* BEGIN Source text *

Thanks, in advance, to everyone who participates!
Hi Paul: very interesting paper (and project)! Here are a couple initial thoughts I had while reading it (I'll be back with some more later).
(1) You say on p.7 that (a) the rule of law can lend moral value to nonliberal as well as liberal societies; (b) the conventional Rawlsian notion of public reason is designed to describe the fundamental value of liberal democracies, and does not work outside of this context; and, finally, (c) (in fn. 21) that, "for use in an ideal like the rule of law: minimalism is appropriate." Notice that all three of these claims are nevertheless consistent with the idea that Rawls has the right conception of *equality* before the law (your concern in this paper). For instance, one can admit that the *rule* of law has value in nonliberal societies while nevertheless holding that nonliberal societies lack an appropriate or correct conception of *equality* before the law. Which brings me to a broader worry. Your aim in this paper is to carve out and defend a much more minimal conception of equality before the law than Rawls. Yet Rawls' conception seems to fit much better with the basic *idea* of equality before the law, at least as you state that idea. Here, after all, is your statement of it: "Ordinarily, rule of law scholars say that the law must be general, that is, it must apply to all on equal terms, *rather than carve out special privileges for some citizens over others*." (p. 4) After introducing this idea you mention how it rules out laws based on rigid designators, definite descriptions, etc. Okay -- but isn't this exactly what Rawls' original position models? The original position permits no one in society to privilege anyone over anyone else. It also prevents laws and the basic structure of society from being based on rigid designators, definite descriptions, etc. Thus (or so it seems to me), one cannot so easily say that Rawls' conception of equality before the law is too stringent (i.e. indicative of a distinctly *liberal* conception of equality), and that a more minimal conception (such as yours) is preferable. For again -- for reasons I've just indicated -- the original position seems to model *precisely* the notion of equality before the law you say you want to understand (i.e. no special privileges for anyone).

* END Source text *
* BEGIN Data supplied *

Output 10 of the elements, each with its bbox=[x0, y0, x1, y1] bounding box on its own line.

* END Data supplied *
* BEGIN Data supplied *

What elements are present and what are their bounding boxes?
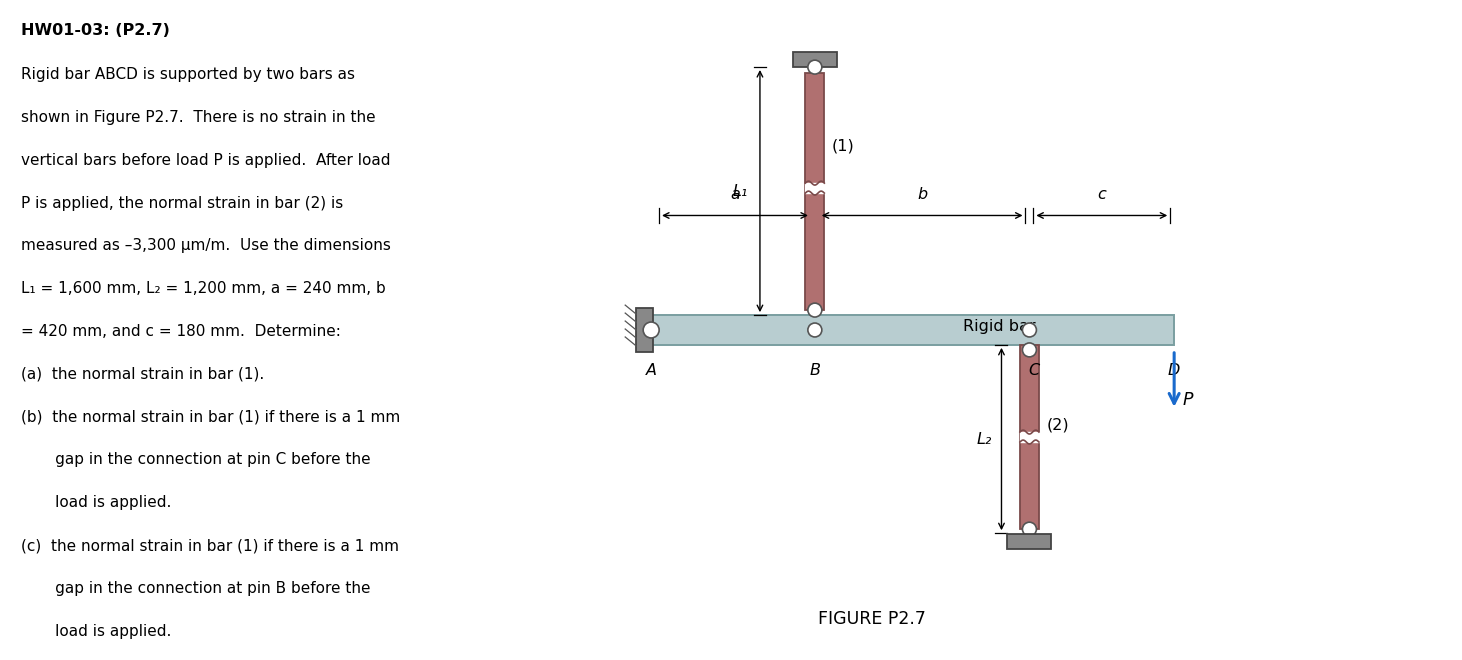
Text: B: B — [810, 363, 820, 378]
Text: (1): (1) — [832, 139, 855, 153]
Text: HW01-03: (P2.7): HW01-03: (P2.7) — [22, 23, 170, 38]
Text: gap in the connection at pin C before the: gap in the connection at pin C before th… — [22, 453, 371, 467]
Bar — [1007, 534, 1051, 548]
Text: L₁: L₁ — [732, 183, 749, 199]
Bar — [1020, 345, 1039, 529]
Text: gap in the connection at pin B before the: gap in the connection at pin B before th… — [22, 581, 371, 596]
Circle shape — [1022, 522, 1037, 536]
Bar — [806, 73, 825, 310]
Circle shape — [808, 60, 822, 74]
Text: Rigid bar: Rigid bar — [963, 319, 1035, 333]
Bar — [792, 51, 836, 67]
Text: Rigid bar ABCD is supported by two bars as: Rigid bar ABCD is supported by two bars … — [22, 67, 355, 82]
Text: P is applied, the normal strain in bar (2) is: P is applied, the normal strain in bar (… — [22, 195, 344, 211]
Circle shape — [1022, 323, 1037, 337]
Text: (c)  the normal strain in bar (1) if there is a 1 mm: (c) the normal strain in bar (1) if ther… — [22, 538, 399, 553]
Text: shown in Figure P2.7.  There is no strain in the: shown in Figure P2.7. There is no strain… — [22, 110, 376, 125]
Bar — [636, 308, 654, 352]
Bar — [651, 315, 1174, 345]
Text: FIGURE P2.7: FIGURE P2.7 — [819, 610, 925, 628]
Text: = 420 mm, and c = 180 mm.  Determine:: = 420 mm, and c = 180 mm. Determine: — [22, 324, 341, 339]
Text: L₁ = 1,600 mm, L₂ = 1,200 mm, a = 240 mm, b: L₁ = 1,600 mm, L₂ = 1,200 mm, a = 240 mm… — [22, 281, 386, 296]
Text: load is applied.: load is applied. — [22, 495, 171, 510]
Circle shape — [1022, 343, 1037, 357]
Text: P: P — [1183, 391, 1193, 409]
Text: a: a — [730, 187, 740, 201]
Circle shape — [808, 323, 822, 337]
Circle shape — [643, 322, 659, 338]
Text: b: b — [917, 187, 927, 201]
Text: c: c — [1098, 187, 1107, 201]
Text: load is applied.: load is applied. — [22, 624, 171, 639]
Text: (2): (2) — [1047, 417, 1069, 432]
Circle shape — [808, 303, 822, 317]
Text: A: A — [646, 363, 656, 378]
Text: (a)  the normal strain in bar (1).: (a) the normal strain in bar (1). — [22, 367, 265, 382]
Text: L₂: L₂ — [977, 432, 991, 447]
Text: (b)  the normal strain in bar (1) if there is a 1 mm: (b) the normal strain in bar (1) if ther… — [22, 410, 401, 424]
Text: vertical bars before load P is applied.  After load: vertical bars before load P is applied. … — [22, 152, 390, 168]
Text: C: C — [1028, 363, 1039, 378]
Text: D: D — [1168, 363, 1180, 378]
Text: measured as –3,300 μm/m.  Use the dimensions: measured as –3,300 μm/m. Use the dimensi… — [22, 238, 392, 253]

* END Data supplied *

Problems to work on:
A – Print the passage of the comment on Paul's paper that begins at the words "Thanks, in advance, to" and stops after "some more later).", word for word.
B – From the records, write out each line unchanged, beginning at the line that has "What elements are" and stopping after the line that has "Text: b: b — [917, 187, 927, 201]", and leave out any pictures.

Response list:
A –
Thanks, in advance, to everyone who participates!
Hi Paul: very interesting paper (and project)! Here are a couple initial thoughts I had while reading it (I'll be back with some more later).

B –
What elements are present and what are their bounding boxes?
Text: B: B — [810, 363, 820, 378]
Text: (1): (1) — [832, 139, 855, 153]
Text: HW01-03: (P2.7): HW01-03: (P2.7) — [22, 23, 170, 38]
Text: gap in the connection at pin C before the: gap in the connection at pin C before th… — [22, 453, 371, 467]
Bar — [1007, 534, 1051, 548]
Text: L₁: L₁ — [732, 183, 749, 199]
Bar — [1020, 345, 1039, 529]
Text: gap in the connection at pin B before the: gap in the connection at pin B before th… — [22, 581, 371, 596]
Circle shape — [1022, 522, 1037, 536]
Bar — [806, 73, 825, 310]
Circle shape — [808, 60, 822, 74]
Text: Rigid bar: Rigid bar — [963, 319, 1035, 333]
Bar — [792, 51, 836, 67]
Text: Rigid bar ABCD is supported by two bars as: Rigid bar ABCD is supported by two bars … — [22, 67, 355, 82]
Text: P is applied, the normal strain in bar (2) is: P is applied, the normal strain in bar (… — [22, 195, 344, 211]
Circle shape — [1022, 323, 1037, 337]
Text: (c)  the normal strain in bar (1) if there is a 1 mm: (c) the normal strain in bar (1) if ther… — [22, 538, 399, 553]
Text: shown in Figure P2.7.  There is no strain in the: shown in Figure P2.7. There is no strain… — [22, 110, 376, 125]
Bar — [636, 308, 654, 352]
Bar — [651, 315, 1174, 345]
Text: FIGURE P2.7: FIGURE P2.7 — [819, 610, 925, 628]
Text: = 420 mm, and c = 180 mm.  Determine:: = 420 mm, and c = 180 mm. Determine: — [22, 324, 341, 339]
Text: L₁ = 1,600 mm, L₂ = 1,200 mm, a = 240 mm, b: L₁ = 1,600 mm, L₂ = 1,200 mm, a = 240 mm… — [22, 281, 386, 296]
Text: load is applied.: load is applied. — [22, 495, 171, 510]
Circle shape — [1022, 343, 1037, 357]
Text: P: P — [1183, 391, 1193, 409]
Text: a: a — [730, 187, 740, 201]
Circle shape — [808, 323, 822, 337]
Circle shape — [643, 322, 659, 338]
Text: b: b — [917, 187, 927, 201]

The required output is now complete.